DATA SHOWN »
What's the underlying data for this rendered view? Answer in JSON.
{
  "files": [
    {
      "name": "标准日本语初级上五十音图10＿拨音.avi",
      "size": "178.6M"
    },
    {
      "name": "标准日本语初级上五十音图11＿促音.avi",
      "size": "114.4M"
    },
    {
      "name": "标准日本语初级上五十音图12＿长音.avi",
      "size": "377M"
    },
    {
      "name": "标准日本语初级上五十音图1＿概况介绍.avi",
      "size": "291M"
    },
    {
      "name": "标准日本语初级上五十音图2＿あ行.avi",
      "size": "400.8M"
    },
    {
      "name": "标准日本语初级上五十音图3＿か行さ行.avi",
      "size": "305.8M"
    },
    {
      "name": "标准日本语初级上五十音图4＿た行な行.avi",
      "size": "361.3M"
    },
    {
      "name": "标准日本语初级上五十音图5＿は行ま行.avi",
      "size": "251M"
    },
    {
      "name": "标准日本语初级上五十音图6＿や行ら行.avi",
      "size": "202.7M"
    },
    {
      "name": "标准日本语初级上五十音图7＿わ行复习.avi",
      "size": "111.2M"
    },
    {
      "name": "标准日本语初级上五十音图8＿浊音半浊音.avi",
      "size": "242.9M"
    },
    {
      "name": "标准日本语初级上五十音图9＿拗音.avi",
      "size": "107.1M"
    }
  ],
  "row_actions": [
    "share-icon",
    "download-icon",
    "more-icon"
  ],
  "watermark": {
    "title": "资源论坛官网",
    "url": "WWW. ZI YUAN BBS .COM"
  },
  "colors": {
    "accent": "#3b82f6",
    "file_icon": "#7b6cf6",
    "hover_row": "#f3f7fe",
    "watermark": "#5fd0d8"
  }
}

--

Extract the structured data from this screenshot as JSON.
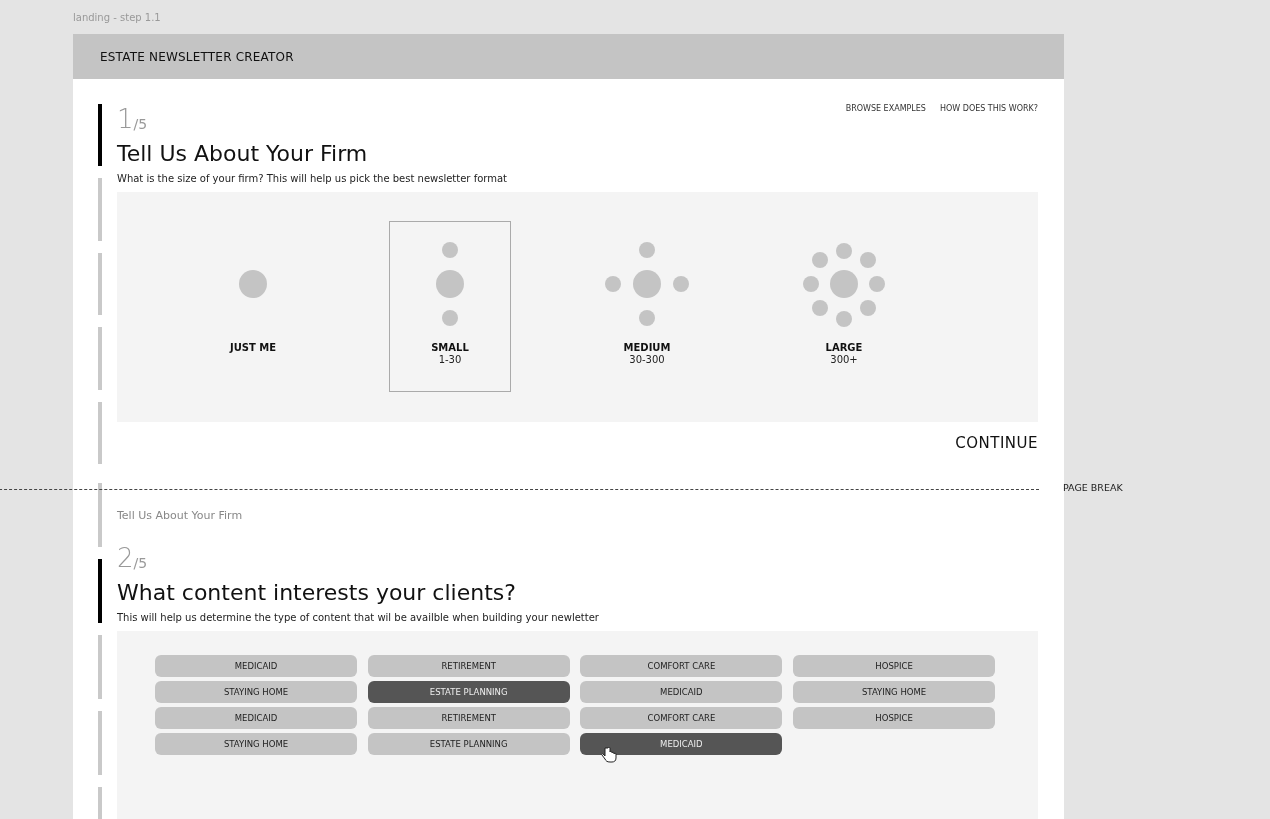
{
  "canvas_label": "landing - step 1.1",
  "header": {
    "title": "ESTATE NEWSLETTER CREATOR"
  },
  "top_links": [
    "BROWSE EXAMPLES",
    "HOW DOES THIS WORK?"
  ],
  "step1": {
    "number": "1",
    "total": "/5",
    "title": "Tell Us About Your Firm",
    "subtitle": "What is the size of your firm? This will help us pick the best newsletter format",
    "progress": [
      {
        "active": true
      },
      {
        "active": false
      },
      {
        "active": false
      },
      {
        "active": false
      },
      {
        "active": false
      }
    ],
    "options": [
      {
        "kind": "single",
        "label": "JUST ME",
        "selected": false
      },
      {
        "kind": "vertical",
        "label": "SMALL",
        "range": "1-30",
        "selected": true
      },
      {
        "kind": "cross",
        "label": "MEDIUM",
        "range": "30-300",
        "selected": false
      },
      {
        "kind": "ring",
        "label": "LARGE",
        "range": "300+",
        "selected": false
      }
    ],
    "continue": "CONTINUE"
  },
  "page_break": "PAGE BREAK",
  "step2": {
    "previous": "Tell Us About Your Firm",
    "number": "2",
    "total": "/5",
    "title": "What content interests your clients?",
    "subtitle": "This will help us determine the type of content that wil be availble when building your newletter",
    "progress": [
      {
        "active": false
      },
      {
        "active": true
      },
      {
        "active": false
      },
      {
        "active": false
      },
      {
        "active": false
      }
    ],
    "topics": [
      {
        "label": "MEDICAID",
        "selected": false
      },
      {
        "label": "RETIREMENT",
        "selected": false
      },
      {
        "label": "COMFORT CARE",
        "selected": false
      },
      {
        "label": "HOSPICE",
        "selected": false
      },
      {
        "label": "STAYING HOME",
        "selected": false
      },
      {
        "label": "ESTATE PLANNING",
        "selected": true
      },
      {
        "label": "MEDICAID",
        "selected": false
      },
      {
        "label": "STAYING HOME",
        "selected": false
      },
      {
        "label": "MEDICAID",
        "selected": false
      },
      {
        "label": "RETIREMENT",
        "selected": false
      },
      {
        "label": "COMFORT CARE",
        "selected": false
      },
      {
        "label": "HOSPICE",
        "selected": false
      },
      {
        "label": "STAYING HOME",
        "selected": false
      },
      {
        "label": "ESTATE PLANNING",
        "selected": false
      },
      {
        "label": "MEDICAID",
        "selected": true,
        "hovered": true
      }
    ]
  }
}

PROBLEM REQUIREMENTS » Find the lines with the string "Tell" and reproduce them.

FINAL RESULT »
    "title": "Tell Us About Your Firm",
    "previous": "Tell Us About Your Firm",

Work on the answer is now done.